| What to do |
Reproduce word for word the portion of the forum thread about Astral's customer service that starts at "## didee99 (Jun" and stops after "(May 25, 2013)".

| Quoted text |
------------------------

# Astral Rocks!!



## henrylightcap (May 11, 2012)

Had a two year old Green Jacket with a broken knife lash tab, I called the company and asked if it would hurt the jacket to "modify it". They offered to replace it, awesome! I didn't want to go without, so they sent me a brand new one (new style even) with a return label to send the old one back, even more awesome. This company has my business forever, and I will tell everyone I know and don't know. Customer service like this is almost a thing of the past. Thank you Astral! You've set a high standard with your quality of product and customer service!
Shannon


----------



## Raftnc (Jul 2, 2013)

*Agree*

I agree, they replaced a torn up pair of Brewers for me. Not a manufacture defect! I live in Asheville and am very proud of our local companies. Astral and Watershed are 2 of the best. Daniel


----------



## SteamboatBORN (Sep 22, 2012)

Another reason my next vest will be a Green Jacket.


----------



## didee99 (Jun 23, 2010)

My husband was also really impressed with Astral's customer service when he recently contacted them regarding a warranty issue with a pair of Rasslers. They didn't have any in stock so offered him a free pair of Brewers and then the option of a pair of Rasslers at half price when they come back in stock. They also sent him a return shipping label for the defective pair of shoes.


----------



## thebog (May 25, 2013)

Shannon, glad the return went as well for you as it did for me!


----------



## BoozeJockey (Jul 25, 2014)

This kind of customer service is what swayed me toward a Greenjacket when I was contemplating other rescue vests. If anyone from Astral is reading this, keep up the good work.


----------

------------------------

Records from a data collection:
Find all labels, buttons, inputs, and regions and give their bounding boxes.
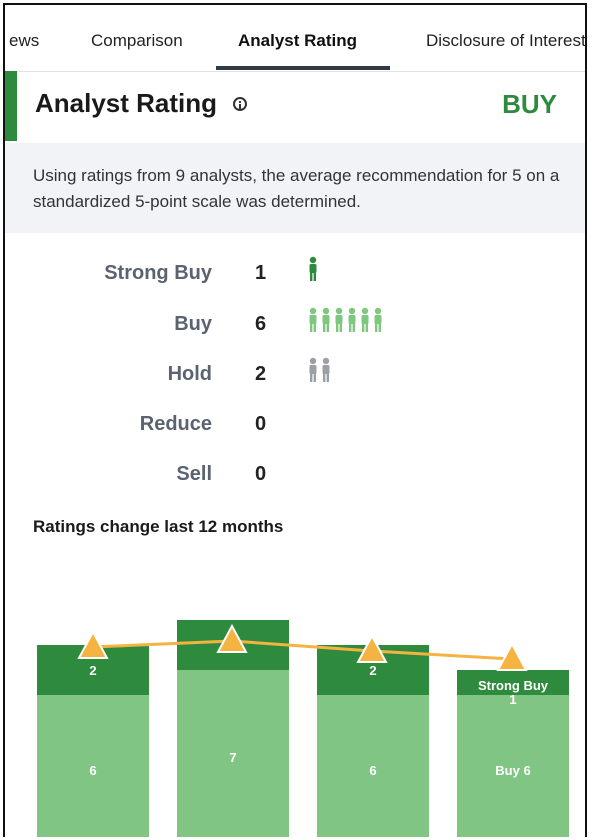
person-icon	[322, 307, 330, 332]
rating-row: Sell 0	[5, 463, 585, 493]
bar-label-top: 2	[89, 663, 96, 678]
rating-label: Reduce	[139, 413, 212, 435]
rating-row: Hold 2	[5, 357, 585, 393]
active-tab-indicator	[216, 66, 390, 70]
rating-people-icons	[307, 357, 333, 387]
rating-label: Sell	[176, 463, 212, 485]
person-icon	[309, 307, 317, 332]
person-icon	[309, 256, 317, 281]
person-icon	[374, 307, 382, 332]
tab-comparison[interactable]: Comparison	[91, 5, 183, 71]
app-frame: ews Comparison Analyst Rating Disclosure…	[3, 3, 587, 837]
tab-analyst-rating[interactable]: Analyst Rating	[238, 5, 357, 71]
rating-row: Reduce 0	[5, 413, 585, 443]
person-icon	[348, 307, 356, 332]
rating-count: 0	[255, 463, 267, 485]
bar-label-bottom: 6	[369, 763, 376, 778]
rating-people-icons	[307, 307, 385, 337]
tab-news[interactable]: ews	[9, 5, 39, 71]
bar-label-top: Strong Buy	[478, 678, 549, 693]
trend-line	[92, 639, 513, 661]
rating-count: 1	[255, 262, 267, 284]
page-title: Analyst Rating	[35, 88, 218, 118]
bar-label-top: 2	[369, 663, 376, 678]
chart-title: Ratings change last 12 months	[33, 517, 284, 536]
bar-label-bottom: 7	[229, 750, 236, 765]
bar-label-bottom: 6	[89, 763, 96, 778]
person-icon	[335, 307, 343, 332]
person-icon	[322, 357, 330, 382]
summary-text: Using ratings from 9 analysts, the avera…	[33, 166, 560, 211]
rating-label: Strong Buy	[104, 262, 212, 284]
section-accent-bar	[5, 71, 17, 141]
tab-disclosure-of-interest[interactable]: Disclosure of Interest	[426, 5, 585, 71]
ratings-change-chart: 2 6 7 2 6 Strong Buy1 Buy 6	[37, 620, 569, 837]
bar-label-top-value: 1	[509, 692, 516, 707]
bar-label-bottom: Buy 6	[495, 763, 530, 778]
tab-bar: ews Comparison Analyst Rating Disclosure…	[5, 5, 585, 72]
summary-box: Using ratings from 9 analysts, the avera…	[5, 143, 585, 233]
rating-row: Strong Buy 1	[5, 256, 585, 292]
rating-label: Buy	[174, 313, 212, 335]
rating-label: Hold	[167, 363, 212, 385]
person-icon	[361, 307, 369, 332]
recommendation-badge: BUY	[502, 89, 557, 119]
rating-count: 6	[255, 313, 267, 335]
rating-count: 0	[255, 413, 267, 435]
info-circle-icon[interactable]	[233, 97, 247, 111]
rating-count: 2	[255, 363, 267, 385]
person-icon	[309, 357, 317, 382]
rating-row: Buy 6	[5, 307, 585, 343]
rating-people-icons	[307, 256, 320, 286]
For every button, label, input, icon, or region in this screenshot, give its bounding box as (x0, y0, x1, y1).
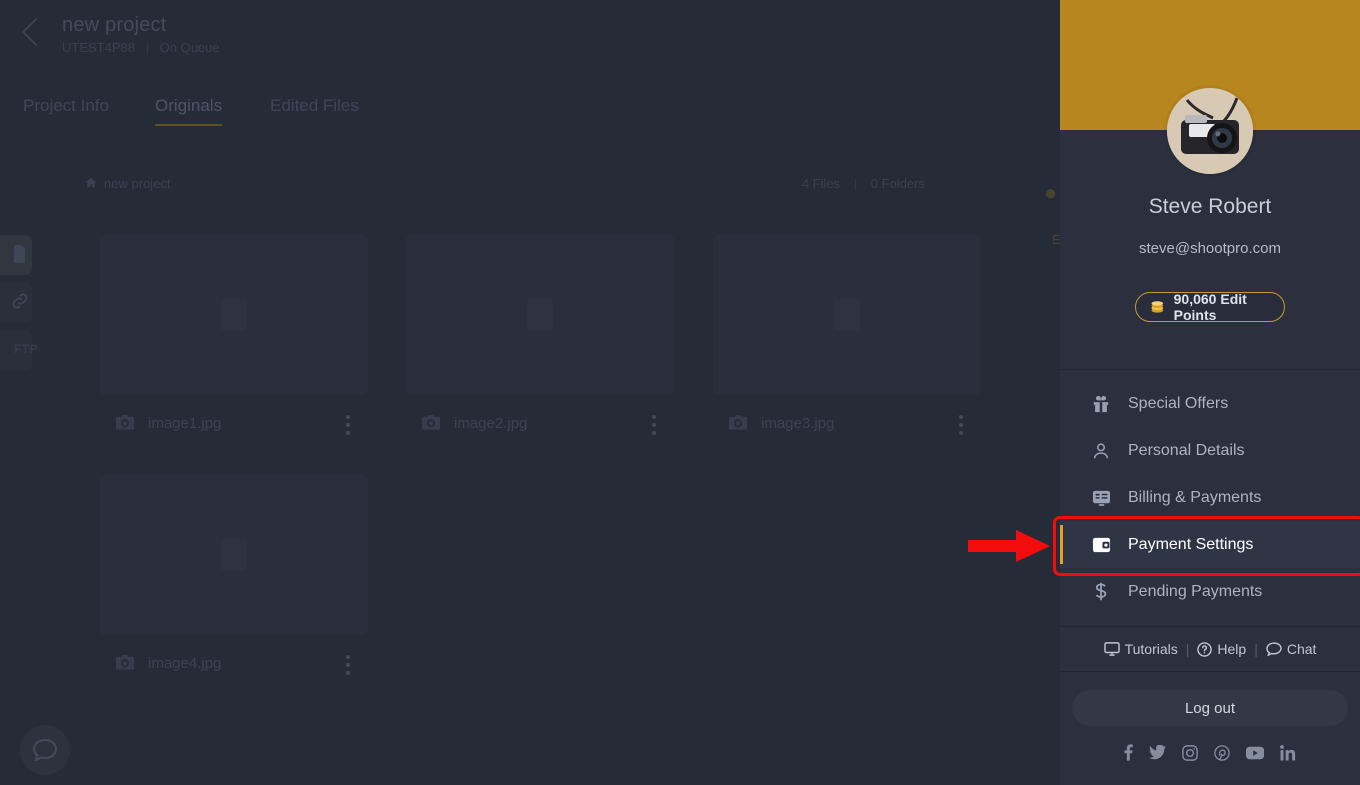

------------------------

| Exercise output |
## didee99 (Jun 23, 2010)

My husband was also really impressed with Astral's customer service when he recently contacted them regarding a warranty issue with a pair of Rasslers. They didn't have any in stock so offered him a free pair of Brewers and then the option of a pair of Rasslers at half price when they come back in stock. They also sent him a return shipping label for the defective pair of shoes.


----------



## thebog (May 25, 2013)